** STORED RECORDS **
* Start *

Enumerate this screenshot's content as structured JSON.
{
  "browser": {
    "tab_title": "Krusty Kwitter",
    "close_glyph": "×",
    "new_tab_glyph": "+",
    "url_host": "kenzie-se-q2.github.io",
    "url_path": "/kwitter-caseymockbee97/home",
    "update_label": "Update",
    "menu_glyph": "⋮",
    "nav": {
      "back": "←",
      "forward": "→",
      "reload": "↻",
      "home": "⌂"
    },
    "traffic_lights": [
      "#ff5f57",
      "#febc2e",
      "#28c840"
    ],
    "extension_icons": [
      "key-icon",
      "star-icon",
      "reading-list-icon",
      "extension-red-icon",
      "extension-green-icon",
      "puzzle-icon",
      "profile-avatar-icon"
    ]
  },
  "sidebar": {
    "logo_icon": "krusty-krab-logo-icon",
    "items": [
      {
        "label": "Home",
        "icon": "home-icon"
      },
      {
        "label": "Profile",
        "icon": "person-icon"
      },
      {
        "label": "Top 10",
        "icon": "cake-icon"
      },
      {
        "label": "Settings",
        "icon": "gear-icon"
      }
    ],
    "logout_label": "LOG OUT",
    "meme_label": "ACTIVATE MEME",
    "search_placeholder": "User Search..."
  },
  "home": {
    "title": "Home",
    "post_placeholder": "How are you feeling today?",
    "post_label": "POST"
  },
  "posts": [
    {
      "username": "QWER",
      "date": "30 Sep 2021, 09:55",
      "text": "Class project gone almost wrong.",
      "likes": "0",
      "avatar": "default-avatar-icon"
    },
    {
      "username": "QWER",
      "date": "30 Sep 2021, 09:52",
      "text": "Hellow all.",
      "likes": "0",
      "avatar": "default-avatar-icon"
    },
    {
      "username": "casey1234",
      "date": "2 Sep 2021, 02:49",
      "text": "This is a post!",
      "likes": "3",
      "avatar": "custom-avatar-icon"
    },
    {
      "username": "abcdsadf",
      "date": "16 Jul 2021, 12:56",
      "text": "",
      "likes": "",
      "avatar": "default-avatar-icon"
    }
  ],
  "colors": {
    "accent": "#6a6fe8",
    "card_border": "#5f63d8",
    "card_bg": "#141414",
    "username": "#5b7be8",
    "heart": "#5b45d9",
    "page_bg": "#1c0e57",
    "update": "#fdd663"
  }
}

* End *

** WORK TO BE COMPLETED **
Which lines contain the word "username"? Return each of them.

** RESPONSE FOR THIS EXERCISE **
      "username": "QWER",
      "username": "QWER",
      "username": "casey1234",
      "username": "abcdsadf",
    "username": "#5b7be8",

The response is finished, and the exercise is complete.